• [INPUT FOR THIS TASK]:
** begin **
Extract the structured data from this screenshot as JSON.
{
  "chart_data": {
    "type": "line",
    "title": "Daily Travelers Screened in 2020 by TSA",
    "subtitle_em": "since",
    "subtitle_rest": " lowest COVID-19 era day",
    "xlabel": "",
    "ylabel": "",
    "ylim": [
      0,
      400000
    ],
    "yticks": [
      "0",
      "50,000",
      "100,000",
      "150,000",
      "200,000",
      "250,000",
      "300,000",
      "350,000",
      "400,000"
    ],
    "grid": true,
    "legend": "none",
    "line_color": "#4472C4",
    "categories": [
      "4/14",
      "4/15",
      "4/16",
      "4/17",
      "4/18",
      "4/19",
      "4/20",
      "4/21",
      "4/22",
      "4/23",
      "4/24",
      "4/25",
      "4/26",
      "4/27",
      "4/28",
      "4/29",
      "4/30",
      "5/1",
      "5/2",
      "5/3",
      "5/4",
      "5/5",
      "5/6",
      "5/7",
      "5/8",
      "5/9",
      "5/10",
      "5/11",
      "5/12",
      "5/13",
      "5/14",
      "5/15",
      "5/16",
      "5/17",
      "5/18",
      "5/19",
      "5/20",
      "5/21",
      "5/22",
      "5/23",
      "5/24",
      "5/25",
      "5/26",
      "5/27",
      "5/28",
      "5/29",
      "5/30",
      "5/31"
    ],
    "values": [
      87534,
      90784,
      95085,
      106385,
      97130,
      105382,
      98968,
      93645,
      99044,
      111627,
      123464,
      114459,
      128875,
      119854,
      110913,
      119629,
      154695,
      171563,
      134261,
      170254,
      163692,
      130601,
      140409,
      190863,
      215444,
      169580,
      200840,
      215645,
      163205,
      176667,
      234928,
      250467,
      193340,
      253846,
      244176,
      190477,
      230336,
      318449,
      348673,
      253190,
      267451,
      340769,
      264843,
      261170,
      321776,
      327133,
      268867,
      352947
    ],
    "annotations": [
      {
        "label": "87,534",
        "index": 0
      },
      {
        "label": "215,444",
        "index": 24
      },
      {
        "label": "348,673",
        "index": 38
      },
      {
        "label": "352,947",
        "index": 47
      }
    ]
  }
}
** end **
** begin **
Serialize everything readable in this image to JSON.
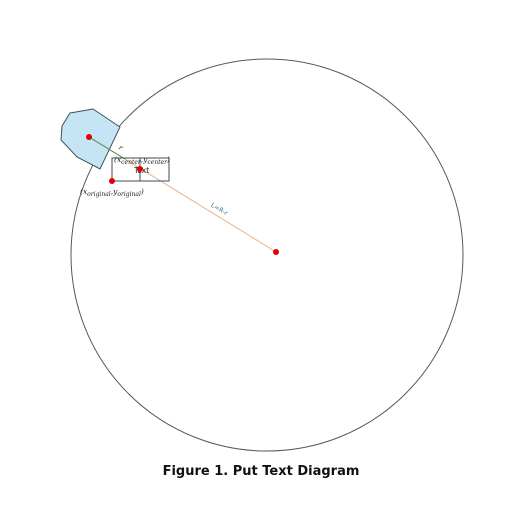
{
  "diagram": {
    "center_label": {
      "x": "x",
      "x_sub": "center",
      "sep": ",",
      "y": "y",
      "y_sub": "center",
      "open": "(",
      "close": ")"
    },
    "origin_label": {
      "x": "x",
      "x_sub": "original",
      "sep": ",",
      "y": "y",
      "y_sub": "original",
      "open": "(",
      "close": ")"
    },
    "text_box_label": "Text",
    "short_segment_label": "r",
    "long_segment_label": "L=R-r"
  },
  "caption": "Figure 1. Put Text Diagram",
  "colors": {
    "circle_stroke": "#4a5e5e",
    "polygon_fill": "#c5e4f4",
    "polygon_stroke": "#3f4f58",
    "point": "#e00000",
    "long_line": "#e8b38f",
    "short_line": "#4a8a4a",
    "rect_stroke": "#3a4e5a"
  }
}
** end **
• [REQUEST]:
Where a line in the entries holds the word "JSON", copy that line.

• [SOLUTION FOR THIS PROBLEM]:
Extract the structured data from this screenshot as JSON.
Serialize everything readable in this image to JSON.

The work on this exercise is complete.